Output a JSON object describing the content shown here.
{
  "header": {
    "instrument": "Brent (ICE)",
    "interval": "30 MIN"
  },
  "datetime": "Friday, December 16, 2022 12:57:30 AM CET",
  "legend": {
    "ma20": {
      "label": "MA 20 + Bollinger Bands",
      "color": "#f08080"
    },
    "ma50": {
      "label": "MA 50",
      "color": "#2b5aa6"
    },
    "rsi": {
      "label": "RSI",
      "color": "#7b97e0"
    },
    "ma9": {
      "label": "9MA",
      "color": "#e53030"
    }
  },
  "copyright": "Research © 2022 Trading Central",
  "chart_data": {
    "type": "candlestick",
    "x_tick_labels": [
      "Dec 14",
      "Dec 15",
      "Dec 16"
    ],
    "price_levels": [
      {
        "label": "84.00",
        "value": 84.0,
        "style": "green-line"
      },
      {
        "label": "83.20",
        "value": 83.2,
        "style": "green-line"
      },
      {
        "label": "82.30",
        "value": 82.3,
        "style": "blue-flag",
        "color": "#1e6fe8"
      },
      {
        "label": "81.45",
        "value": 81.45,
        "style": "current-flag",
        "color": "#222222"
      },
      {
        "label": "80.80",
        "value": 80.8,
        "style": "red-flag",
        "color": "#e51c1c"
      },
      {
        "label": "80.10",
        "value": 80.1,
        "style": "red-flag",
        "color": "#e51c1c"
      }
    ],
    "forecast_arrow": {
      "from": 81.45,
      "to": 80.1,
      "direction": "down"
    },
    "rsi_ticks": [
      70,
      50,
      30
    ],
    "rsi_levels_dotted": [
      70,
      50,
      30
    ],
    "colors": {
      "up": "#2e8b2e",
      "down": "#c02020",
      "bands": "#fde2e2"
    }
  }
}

WORK TO DO: From the entries, copy out each line containing the word "value".

RESULT FOR THIS EXERCISE:
        "value": 84.0,
        "value": 83.2,
        "value": 82.3,
        "value": 81.45,
        "value": 80.8,
        "value": 80.1,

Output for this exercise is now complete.